Gather each line of the entries below that includes "rain".

(A run of records)
## Start

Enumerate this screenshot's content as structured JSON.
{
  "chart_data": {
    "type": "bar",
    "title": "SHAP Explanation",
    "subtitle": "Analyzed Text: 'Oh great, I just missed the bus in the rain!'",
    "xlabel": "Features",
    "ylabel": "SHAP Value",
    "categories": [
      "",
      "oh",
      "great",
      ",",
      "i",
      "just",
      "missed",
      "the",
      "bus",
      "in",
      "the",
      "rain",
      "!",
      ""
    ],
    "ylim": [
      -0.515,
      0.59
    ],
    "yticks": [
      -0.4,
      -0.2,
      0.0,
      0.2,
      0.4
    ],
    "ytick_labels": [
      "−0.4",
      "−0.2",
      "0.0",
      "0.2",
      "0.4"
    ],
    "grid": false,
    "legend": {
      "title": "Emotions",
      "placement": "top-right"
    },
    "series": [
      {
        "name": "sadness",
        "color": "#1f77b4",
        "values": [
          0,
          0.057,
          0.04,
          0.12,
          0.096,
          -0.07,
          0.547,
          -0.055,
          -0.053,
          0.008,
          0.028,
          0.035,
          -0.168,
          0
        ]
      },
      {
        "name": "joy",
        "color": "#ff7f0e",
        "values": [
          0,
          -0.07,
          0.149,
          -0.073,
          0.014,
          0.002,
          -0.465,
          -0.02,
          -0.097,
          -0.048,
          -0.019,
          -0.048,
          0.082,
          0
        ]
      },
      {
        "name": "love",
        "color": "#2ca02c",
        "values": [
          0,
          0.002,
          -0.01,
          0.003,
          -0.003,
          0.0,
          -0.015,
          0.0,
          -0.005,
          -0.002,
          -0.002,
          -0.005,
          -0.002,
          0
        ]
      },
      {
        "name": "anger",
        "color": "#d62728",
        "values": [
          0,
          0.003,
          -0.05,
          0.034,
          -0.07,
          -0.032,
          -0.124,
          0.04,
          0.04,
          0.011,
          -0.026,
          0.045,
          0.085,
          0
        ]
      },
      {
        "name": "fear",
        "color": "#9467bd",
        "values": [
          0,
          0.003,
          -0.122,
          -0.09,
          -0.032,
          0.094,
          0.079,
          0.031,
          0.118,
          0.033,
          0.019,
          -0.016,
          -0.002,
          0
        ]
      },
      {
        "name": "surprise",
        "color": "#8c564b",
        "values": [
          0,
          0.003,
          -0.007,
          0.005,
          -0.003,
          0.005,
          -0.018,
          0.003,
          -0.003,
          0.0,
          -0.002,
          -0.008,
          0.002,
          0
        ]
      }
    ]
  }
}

## End

◆ Output for this task:
    "subtitle": "Analyzed Text: 'Oh great, I just missed the bus in the rain!'",
      "rain",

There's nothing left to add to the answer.